Data items >>
□ □ □
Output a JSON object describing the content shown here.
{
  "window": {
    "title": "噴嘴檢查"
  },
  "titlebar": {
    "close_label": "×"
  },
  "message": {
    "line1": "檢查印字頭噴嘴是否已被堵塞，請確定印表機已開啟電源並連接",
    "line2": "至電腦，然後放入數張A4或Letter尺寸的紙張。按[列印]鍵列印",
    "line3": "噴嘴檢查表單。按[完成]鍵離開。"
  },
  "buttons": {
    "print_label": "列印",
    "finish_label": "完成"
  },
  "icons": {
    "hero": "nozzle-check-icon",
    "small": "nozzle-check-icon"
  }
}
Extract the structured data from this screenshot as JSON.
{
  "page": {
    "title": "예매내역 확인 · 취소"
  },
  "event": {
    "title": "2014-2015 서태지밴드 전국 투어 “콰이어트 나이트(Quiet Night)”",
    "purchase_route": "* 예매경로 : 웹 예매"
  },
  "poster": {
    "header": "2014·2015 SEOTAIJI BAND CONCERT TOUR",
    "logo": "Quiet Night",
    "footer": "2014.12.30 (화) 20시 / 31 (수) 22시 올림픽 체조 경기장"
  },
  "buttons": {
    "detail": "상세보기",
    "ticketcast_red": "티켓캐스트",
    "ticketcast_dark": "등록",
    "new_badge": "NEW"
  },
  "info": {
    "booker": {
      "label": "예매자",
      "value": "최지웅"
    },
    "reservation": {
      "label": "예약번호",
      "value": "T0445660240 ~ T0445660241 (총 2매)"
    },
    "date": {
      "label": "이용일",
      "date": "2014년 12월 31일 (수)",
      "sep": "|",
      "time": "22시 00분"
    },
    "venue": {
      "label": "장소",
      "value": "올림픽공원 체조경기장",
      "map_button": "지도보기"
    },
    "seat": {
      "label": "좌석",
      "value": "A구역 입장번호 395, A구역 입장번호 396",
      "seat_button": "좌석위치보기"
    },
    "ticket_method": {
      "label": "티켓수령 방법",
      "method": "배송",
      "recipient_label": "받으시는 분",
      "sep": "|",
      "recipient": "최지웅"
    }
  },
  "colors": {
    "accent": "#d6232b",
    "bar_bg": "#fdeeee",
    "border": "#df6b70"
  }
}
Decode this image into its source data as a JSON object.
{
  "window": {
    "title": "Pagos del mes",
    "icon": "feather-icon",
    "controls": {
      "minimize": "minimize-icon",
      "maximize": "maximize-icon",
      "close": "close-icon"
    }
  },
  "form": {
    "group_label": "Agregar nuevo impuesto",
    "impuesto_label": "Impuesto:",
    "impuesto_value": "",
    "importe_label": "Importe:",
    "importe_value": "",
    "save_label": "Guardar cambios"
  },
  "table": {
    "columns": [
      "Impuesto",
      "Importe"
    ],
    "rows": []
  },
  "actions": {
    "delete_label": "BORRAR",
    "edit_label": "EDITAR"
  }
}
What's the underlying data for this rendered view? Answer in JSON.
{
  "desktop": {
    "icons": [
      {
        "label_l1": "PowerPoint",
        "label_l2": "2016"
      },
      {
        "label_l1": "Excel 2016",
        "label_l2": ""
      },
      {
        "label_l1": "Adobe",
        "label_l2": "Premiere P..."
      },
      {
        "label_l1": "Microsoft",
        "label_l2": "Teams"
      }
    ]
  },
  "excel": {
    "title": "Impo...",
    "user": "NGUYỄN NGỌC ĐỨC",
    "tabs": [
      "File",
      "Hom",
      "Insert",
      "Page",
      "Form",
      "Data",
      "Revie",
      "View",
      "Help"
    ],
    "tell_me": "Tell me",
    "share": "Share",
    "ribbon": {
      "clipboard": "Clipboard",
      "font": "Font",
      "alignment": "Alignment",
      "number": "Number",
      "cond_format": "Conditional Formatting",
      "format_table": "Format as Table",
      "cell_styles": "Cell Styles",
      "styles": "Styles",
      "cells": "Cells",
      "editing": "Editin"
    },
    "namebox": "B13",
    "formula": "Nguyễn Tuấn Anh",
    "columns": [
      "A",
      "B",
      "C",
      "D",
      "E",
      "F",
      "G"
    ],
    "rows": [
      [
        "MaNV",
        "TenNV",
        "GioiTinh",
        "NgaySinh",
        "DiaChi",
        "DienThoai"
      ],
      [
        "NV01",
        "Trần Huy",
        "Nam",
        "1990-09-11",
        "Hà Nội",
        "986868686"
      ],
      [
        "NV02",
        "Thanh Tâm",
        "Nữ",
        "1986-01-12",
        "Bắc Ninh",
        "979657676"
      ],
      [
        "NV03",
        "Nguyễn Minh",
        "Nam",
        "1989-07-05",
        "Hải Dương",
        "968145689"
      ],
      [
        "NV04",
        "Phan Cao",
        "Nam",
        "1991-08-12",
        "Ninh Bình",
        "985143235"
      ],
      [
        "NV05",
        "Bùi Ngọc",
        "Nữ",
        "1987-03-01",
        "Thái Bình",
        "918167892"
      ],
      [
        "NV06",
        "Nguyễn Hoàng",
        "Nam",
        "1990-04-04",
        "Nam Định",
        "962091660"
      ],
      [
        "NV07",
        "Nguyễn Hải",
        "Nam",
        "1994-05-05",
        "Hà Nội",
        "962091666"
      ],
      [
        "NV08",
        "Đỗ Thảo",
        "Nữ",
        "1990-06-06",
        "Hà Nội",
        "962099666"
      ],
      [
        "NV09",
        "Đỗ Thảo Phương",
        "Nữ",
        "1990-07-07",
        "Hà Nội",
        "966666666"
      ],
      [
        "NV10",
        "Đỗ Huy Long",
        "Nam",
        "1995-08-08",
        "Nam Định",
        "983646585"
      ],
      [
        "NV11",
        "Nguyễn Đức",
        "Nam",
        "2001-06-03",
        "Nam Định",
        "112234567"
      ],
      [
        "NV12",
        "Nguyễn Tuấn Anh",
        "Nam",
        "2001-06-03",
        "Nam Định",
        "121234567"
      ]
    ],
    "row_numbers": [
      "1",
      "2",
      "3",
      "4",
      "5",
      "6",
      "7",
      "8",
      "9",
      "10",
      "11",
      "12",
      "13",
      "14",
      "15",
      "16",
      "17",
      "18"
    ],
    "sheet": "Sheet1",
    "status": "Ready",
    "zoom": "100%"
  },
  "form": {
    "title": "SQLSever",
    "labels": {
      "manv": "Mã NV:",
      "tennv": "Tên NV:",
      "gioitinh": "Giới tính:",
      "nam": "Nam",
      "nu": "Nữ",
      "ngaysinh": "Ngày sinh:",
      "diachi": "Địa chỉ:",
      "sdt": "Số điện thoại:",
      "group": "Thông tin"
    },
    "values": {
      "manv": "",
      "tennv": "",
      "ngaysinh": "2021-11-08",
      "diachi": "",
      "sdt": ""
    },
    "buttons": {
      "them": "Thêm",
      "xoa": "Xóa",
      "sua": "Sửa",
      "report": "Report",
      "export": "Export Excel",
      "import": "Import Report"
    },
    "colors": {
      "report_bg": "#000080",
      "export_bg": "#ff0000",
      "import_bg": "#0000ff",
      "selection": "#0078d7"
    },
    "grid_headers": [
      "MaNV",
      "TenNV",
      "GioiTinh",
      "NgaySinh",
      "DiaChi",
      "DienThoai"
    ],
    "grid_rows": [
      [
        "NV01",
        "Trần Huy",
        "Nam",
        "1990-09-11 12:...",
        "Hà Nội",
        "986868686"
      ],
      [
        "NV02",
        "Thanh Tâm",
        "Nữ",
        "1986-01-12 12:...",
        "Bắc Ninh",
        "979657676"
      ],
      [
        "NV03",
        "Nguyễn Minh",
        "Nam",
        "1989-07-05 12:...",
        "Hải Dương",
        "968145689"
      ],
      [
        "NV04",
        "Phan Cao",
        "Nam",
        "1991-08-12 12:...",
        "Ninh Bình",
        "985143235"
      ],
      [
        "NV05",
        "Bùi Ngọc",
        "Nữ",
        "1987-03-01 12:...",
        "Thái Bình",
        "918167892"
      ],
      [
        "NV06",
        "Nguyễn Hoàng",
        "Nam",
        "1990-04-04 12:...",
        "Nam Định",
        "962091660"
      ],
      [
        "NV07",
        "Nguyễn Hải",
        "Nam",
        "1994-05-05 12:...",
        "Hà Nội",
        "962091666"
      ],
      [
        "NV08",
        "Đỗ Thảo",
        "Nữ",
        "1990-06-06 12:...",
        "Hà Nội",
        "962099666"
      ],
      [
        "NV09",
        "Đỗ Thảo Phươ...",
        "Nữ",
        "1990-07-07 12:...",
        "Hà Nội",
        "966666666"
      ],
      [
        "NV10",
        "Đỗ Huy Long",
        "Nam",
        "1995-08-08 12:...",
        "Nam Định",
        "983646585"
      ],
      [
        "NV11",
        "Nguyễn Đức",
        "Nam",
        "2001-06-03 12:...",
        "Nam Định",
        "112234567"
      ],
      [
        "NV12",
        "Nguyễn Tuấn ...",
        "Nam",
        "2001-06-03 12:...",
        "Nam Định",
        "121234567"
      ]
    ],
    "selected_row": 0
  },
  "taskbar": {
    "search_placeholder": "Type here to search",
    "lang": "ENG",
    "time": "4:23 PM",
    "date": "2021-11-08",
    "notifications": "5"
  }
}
□ □ □
Directive >>
Filter the records above and return every line that holds the word "Tuấn".

Task output >>
    "formula": "Nguyễn Tuấn Anh",
        "Nguyễn Tuấn Anh",
        "Nguyễn Tuấn ...",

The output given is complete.